Chart and figure data:
= = = =
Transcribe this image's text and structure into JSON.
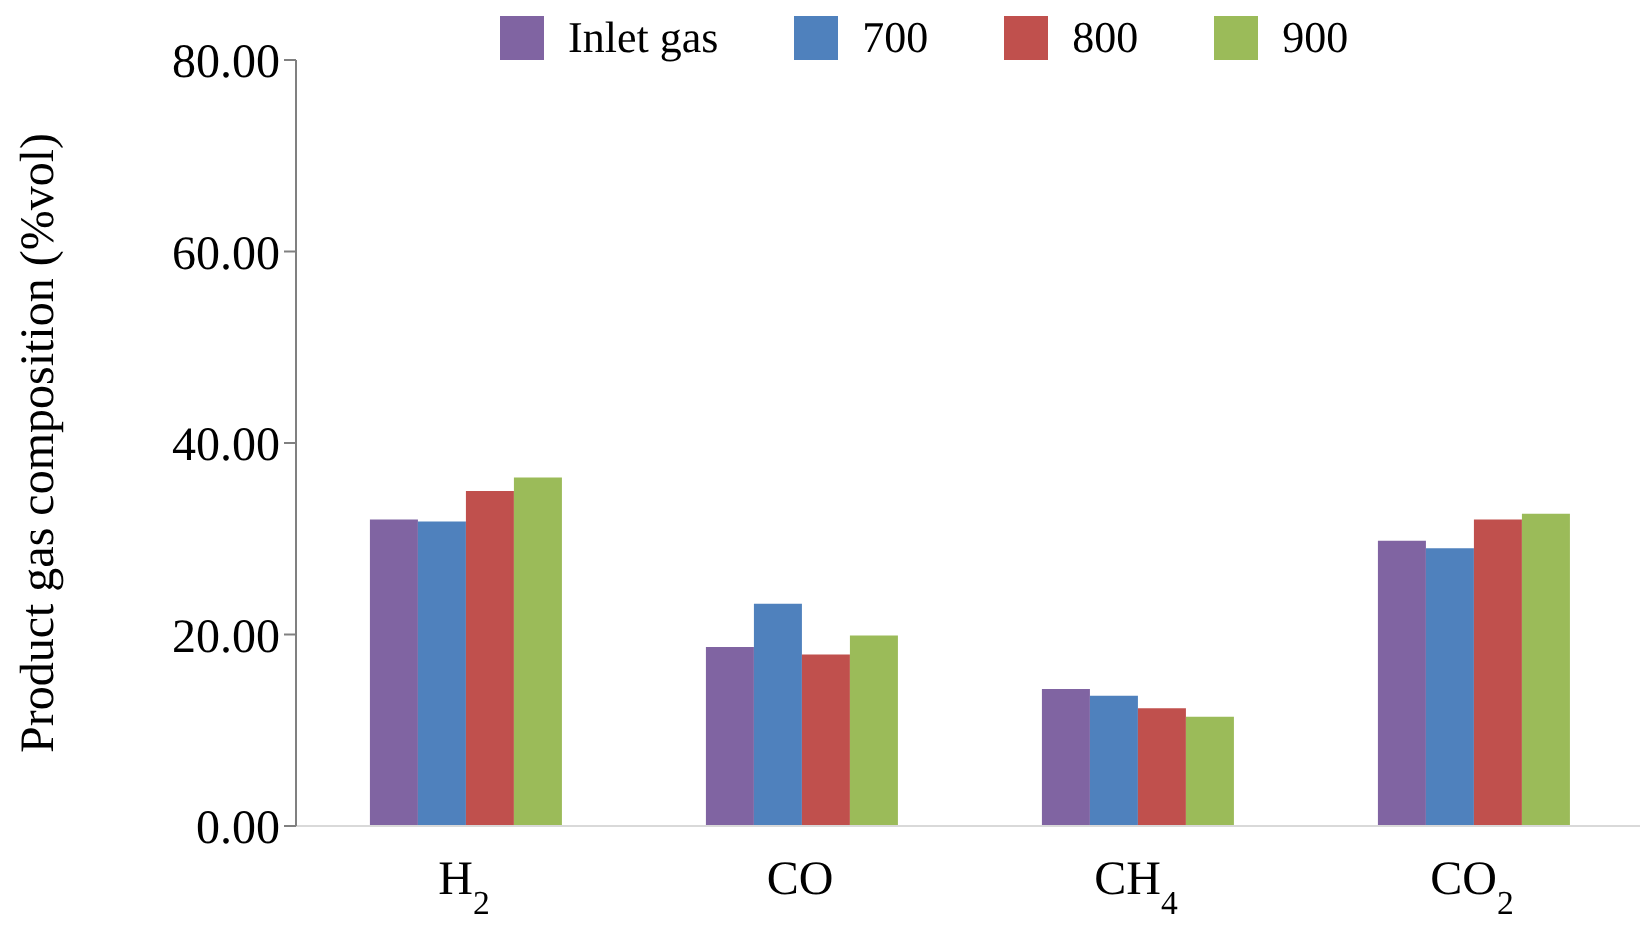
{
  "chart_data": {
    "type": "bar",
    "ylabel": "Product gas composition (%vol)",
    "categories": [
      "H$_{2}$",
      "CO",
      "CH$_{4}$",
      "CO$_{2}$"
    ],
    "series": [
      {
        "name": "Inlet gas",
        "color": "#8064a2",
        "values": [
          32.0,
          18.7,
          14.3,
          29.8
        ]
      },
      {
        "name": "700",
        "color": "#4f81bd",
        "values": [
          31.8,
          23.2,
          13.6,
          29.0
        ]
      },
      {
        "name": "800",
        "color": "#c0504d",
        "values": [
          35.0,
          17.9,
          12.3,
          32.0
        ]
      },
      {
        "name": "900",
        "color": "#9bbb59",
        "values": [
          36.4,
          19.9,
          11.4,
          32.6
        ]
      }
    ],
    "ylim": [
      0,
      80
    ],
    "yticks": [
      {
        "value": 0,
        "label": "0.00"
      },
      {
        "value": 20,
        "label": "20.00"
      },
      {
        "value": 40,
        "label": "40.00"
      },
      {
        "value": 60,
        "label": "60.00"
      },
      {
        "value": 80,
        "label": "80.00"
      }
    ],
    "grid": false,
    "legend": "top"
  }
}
= = = =
→ **Stated goal**
Copy the records exactly as they appear, excluding images.

→ **Solution to the exercise**
Transcribe this image's text and structure into JSON.
{
  "chart_data": {
    "type": "bar",
    "ylabel": "Product gas composition (%vol)",
    "categories": [
      "H$_{2}$",
      "CO",
      "CH$_{4}$",
      "CO$_{2}$"
    ],
    "series": [
      {
        "name": "Inlet gas",
        "color": "#8064a2",
        "values": [
          32.0,
          18.7,
          14.3,
          29.8
        ]
      },
      {
        "name": "700",
        "color": "#4f81bd",
        "values": [
          31.8,
          23.2,
          13.6,
          29.0
        ]
      },
      {
        "name": "800",
        "color": "#c0504d",
        "values": [
          35.0,
          17.9,
          12.3,
          32.0
        ]
      },
      {
        "name": "900",
        "color": "#9bbb59",
        "values": [
          36.4,
          19.9,
          11.4,
          32.6
        ]
      }
    ],
    "ylim": [
      0,
      80
    ],
    "yticks": [
      {
        "value": 0,
        "label": "0.00"
      },
      {
        "value": 20,
        "label": "20.00"
      },
      {
        "value": 40,
        "label": "40.00"
      },
      {
        "value": 60,
        "label": "60.00"
      },
      {
        "value": 80,
        "label": "80.00"
      }
    ],
    "grid": false,
    "legend": "top"
  }
}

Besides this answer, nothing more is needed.